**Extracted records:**
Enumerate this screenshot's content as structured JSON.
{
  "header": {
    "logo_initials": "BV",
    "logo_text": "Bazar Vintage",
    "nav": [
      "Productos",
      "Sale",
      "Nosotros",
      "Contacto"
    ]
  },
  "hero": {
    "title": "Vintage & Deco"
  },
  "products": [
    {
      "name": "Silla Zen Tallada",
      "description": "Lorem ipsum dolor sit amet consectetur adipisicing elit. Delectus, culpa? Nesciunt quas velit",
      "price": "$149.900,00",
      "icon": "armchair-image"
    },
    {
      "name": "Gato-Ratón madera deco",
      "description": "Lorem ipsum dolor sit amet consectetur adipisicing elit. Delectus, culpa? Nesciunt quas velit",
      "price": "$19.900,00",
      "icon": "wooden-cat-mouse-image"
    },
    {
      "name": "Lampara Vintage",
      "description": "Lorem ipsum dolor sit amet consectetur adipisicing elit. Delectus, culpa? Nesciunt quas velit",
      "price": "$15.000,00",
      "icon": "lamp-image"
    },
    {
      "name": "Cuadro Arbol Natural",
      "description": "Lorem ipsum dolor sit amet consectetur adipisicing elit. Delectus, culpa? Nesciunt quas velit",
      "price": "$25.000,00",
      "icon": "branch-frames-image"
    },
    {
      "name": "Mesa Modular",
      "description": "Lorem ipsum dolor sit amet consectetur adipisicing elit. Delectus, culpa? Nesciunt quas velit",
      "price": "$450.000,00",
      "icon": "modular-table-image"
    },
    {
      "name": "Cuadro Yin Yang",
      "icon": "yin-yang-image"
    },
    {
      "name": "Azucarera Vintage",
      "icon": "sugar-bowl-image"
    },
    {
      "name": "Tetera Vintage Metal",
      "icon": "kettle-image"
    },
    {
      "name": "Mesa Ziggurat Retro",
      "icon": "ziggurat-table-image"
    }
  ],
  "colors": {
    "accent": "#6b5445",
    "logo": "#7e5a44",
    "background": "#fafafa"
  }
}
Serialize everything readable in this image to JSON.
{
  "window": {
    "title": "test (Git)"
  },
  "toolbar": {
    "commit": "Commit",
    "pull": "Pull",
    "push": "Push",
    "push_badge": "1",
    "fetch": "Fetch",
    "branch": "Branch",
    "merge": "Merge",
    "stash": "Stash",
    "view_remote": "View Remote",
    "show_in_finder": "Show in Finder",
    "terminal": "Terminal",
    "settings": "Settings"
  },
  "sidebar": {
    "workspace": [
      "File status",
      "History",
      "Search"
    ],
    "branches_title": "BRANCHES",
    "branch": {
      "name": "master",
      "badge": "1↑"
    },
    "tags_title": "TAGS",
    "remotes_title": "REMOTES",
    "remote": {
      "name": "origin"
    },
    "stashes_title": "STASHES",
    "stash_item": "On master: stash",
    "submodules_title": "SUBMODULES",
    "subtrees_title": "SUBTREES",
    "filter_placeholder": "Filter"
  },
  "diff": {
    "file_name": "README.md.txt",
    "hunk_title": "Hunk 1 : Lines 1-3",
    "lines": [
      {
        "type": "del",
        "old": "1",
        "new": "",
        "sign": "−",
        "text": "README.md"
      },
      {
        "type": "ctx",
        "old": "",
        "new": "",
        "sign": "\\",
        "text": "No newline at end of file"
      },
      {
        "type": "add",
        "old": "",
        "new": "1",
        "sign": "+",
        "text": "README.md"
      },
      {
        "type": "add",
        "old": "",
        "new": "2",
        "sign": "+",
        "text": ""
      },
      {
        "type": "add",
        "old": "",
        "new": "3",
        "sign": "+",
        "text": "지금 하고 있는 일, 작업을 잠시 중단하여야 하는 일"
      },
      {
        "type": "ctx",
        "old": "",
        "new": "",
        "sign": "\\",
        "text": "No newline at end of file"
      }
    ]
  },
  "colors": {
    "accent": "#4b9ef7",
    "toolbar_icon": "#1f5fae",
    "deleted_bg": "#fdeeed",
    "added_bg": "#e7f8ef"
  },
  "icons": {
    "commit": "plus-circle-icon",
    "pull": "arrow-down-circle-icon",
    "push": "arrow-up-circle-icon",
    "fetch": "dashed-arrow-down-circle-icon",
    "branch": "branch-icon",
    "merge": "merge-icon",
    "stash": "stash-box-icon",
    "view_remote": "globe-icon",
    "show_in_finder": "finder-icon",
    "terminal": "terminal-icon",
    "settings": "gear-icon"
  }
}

**EXERCISE AIM:** Emit the records above again, exactly, with no line skipped.

**EXERCISE SOLUTION:**
Enumerate this screenshot's content as structured JSON.
{
  "header": {
    "logo_initials": "BV",
    "logo_text": "Bazar Vintage",
    "nav": [
      "Productos",
      "Sale",
      "Nosotros",
      "Contacto"
    ]
  },
  "hero": {
    "title": "Vintage & Deco"
  },
  "products": [
    {
      "name": "Silla Zen Tallada",
      "description": "Lorem ipsum dolor sit amet consectetur adipisicing elit. Delectus, culpa? Nesciunt quas velit",
      "price": "$149.900,00",
      "icon": "armchair-image"
    },
    {
      "name": "Gato-Ratón madera deco",
      "description": "Lorem ipsum dolor sit amet consectetur adipisicing elit. Delectus, culpa? Nesciunt quas velit",
      "price": "$19.900,00",
      "icon": "wooden-cat-mouse-image"
    },
    {
      "name": "Lampara Vintage",
      "description": "Lorem ipsum dolor sit amet consectetur adipisicing elit. Delectus, culpa? Nesciunt quas velit",
      "price": "$15.000,00",
      "icon": "lamp-image"
    },
    {
      "name": "Cuadro Arbol Natural",
      "description": "Lorem ipsum dolor sit amet consectetur adipisicing elit. Delectus, culpa? Nesciunt quas velit",
      "price": "$25.000,00",
      "icon": "branch-frames-image"
    },
    {
      "name": "Mesa Modular",
      "description": "Lorem ipsum dolor sit amet consectetur adipisicing elit. Delectus, culpa? Nesciunt quas velit",
      "price": "$450.000,00",
      "icon": "modular-table-image"
    },
    {
      "name": "Cuadro Yin Yang",
      "icon": "yin-yang-image"
    },
    {
      "name": "Azucarera Vintage",
      "icon": "sugar-bowl-image"
    },
    {
      "name": "Tetera Vintage Metal",
      "icon": "kettle-image"
    },
    {
      "name": "Mesa Ziggurat Retro",
      "icon": "ziggurat-table-image"
    }
  ],
  "colors": {
    "accent": "#6b5445",
    "logo": "#7e5a44",
    "background": "#fafafa"
  }
}
Serialize everything readable in this image to JSON.
{
  "window": {
    "title": "test (Git)"
  },
  "toolbar": {
    "commit": "Commit",
    "pull": "Pull",
    "push": "Push",
    "push_badge": "1",
    "fetch": "Fetch",
    "branch": "Branch",
    "merge": "Merge",
    "stash": "Stash",
    "view_remote": "View Remote",
    "show_in_finder": "Show in Finder",
    "terminal": "Terminal",
    "settings": "Settings"
  },
  "sidebar": {
    "workspace": [
      "File status",
      "History",
      "Search"
    ],
    "branches_title": "BRANCHES",
    "branch": {
      "name": "master",
      "badge": "1↑"
    },
    "tags_title": "TAGS",
    "remotes_title": "REMOTES",
    "remote": {
      "name": "origin"
    },
    "stashes_title": "STASHES",
    "stash_item": "On master: stash",
    "submodules_title": "SUBMODULES",
    "subtrees_title": "SUBTREES",
    "filter_placeholder": "Filter"
  },
  "diff": {
    "file_name": "README.md.txt",
    "hunk_title": "Hunk 1 : Lines 1-3",
    "lines": [
      {
        "type": "del",
        "old": "1",
        "new": "",
        "sign": "−",
        "text": "README.md"
      },
      {
        "type": "ctx",
        "old": "",
        "new": "",
        "sign": "\\",
        "text": "No newline at end of file"
      },
      {
        "type": "add",
        "old": "",
        "new": "1",
        "sign": "+",
        "text": "README.md"
      },
      {
        "type": "add",
        "old": "",
        "new": "2",
        "sign": "+",
        "text": ""
      },
      {
        "type": "add",
        "old": "",
        "new": "3",
        "sign": "+",
        "text": "지금 하고 있는 일, 작업을 잠시 중단하여야 하는 일"
      },
      {
        "type": "ctx",
        "old": "",
        "new": "",
        "sign": "\\",
        "text": "No newline at end of file"
      }
    ]
  },
  "colors": {
    "accent": "#4b9ef7",
    "toolbar_icon": "#1f5fae",
    "deleted_bg": "#fdeeed",
    "added_bg": "#e7f8ef"
  },
  "icons": {
    "commit": "plus-circle-icon",
    "pull": "arrow-down-circle-icon",
    "push": "arrow-up-circle-icon",
    "fetch": "dashed-arrow-down-circle-icon",
    "branch": "branch-icon",
    "merge": "merge-icon",
    "stash": "stash-box-icon",
    "view_remote": "globe-icon",
    "show_in_finder": "finder-icon",
    "terminal": "terminal-icon",
    "settings": "gear-icon"
  }
}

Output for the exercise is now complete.